[Selected passage]:
____
The flight crashed into a hostel for medical students near the airport in Ahmedabad.
Adnan Abidi/Reuters

The co-pilot of Air India Flight 171 asked his captain why he switched off the Boeing’s fuel switches, seconds before the plane went down, killing 260 people, according to Bloomberg.

A preliminary report last week revealed that both fuel control switches were simultaneously turned off, which immediately cut off fuel supply to the engines while the plane was in the air, just seconds after taking off from India’s Ahmedabad Airport on June 12.

A voice recording of the cockpit was recovered and captured one of the two pilots asking the other why he “did the cutoff,” while the other pilot replies that he didn’t.

It has now been revealed that it was the junior pilot, first officer Clive Kunder, 32, who asked the chilling question to his superior, Captain Sumeet Sabharwal, 56, Bloomberg reports, citing “people familiar with the matter.”

Speculation following the release of the preliminary report by India’s Aircraft Accident Investigation Bureau had suggested this might have been the case, as Kunder would have had his hands full flying the plane.
____
[Dataset]:

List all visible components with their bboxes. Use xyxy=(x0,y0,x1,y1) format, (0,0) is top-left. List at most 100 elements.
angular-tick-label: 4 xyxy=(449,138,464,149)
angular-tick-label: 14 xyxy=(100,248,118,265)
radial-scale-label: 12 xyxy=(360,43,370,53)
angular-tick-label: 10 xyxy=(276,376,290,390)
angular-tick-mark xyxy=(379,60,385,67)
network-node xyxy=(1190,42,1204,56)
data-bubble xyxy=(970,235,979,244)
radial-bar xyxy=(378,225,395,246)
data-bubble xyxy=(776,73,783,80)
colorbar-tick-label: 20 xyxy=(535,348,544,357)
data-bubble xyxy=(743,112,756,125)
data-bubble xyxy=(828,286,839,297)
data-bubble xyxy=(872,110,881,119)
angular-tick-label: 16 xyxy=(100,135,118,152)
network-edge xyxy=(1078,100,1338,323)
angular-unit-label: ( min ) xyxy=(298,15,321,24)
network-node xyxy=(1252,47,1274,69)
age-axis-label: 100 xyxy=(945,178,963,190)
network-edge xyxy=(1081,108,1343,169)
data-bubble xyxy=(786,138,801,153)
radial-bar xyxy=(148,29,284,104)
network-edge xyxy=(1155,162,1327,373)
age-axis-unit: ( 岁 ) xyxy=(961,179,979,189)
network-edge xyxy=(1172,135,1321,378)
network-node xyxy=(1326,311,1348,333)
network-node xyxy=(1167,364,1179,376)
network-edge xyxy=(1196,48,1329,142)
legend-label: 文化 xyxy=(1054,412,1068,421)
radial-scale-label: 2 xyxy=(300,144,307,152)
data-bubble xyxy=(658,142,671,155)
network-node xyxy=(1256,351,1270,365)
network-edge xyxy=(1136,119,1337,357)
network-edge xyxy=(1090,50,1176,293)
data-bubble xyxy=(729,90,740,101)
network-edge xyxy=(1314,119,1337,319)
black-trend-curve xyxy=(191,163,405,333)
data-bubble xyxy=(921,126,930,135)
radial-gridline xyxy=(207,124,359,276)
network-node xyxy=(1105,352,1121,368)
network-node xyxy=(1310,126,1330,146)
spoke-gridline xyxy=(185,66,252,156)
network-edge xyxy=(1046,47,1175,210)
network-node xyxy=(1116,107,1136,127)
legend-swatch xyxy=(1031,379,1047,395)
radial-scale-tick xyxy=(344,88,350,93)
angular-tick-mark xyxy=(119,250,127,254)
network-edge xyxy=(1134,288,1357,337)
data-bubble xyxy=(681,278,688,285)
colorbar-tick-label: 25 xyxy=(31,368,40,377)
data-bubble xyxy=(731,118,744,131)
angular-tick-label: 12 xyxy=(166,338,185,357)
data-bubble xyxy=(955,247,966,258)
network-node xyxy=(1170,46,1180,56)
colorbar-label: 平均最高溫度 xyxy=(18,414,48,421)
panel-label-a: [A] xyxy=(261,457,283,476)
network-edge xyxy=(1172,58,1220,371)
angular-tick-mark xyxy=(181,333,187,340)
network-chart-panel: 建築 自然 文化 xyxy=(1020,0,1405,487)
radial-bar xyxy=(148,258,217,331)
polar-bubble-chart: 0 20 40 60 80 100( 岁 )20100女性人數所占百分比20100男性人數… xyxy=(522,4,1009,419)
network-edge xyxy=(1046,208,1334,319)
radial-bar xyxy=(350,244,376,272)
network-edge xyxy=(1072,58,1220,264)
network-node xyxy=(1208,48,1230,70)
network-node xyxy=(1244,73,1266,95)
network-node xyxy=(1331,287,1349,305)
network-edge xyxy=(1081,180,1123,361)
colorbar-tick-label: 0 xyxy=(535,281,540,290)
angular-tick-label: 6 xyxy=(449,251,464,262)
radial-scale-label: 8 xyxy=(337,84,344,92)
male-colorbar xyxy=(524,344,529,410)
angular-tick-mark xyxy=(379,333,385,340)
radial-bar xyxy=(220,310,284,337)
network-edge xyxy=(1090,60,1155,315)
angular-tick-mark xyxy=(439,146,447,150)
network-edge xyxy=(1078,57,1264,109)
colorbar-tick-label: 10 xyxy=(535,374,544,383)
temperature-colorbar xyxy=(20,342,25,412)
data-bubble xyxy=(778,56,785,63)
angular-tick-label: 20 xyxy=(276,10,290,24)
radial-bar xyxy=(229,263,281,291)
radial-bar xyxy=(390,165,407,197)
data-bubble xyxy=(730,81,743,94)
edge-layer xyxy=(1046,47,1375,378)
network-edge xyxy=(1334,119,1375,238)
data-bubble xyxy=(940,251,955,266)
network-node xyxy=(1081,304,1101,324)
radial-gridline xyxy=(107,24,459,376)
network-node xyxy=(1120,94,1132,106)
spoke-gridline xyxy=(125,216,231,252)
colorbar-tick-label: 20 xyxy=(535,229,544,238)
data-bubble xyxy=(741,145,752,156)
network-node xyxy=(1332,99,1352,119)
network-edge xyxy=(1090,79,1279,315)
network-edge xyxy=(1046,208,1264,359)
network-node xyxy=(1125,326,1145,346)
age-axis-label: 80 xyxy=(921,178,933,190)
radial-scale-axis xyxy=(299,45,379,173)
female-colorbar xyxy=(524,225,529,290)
____
[To do]:
a: Print the portion of the Air India Flight 171 article starting with "It has now been" and going on through "flying the plane.".
b: In one to three sentences, explain why the Air India Flight 171 article says there had been speculation that first officer Clive Kunder was the pilot who asked the question about the cutoff.
c: Continue the Air India Flight 171 article, starting after its last sentence.
The data above comes from a separate source unrelated to the text.

[Solved problems]:
a:
It has now been revealed that it was the junior pilot, first officer Clive Kunder, 32, who asked the chilling question to his superior, Captain Sumeet Sabharwal, 56, Bloomberg reports, citing “people familiar with the matter.”

Speculation following the release of the preliminary report by India’s Aircraft Accident Investigation Bureau had suggested this might have been the case, as Kunder would have had his hands full flying the plane.

b: According to the article, speculation after the preliminary report pointed to Kunder as the one asking the question because he would have had his hands full flying the plane.

c:
FILE PHOTO: Friends and family members mourn near the coffin of Co-Pilot Clive Kunder, who died after an AIR India Boeing 787-8 Dreamliner plane crashed during take-off from an airport in Ahmedabad, in Mumbai, India June 19, 2025. REUTERS/Hemanshi Kamani/File Photo
The funeral of junior office Clive Kunder, who is said to have asked his captain why he "cut off" the fuel supply. Hemanshi Kamani/REUTERS

The Wall Street Journal reported that the younger pilot “panicked” while Sabharwal remained calm, citing people familiar with U.S. officials’ assessment of the incident.

Moving the spring-loaded fuel toggle requires the pilots to pass over small metal guards, pull the mushroom-shaped lever upwards, before yanking it into an on or off position and setting it.

The AAIB probe revealed that the “cut off” was corrected 10 seconds after being done. However, it was too late to avoid the disaster that followed.

Officials are now following two lines of enquiry as to how the toggle reached the “cut off” position: human error, or a system error with the Boeing jet.

It comes after India’s civil aviation authority ordered an inspection of Boeing 737s and 787s in the country to ascertain whether the fuel switches were faulty.

Michael Daniel, a retired Federal Aviation Administration inspector and accident investigator, told Bloomberg that microphones in the flight deck could ultimately reveal the truth.

MUMBAI, INDIA - JUNE 17: Relatives and neighbors gather outside the Powai residence as the mortal remains of captain Sumeet Sabharwal, who died in the ill-fated Air India flight, arrives home on June 17, 2025 in Mumbai, India. (Photo by Satish Bate/Hindustan Times via Getty Images)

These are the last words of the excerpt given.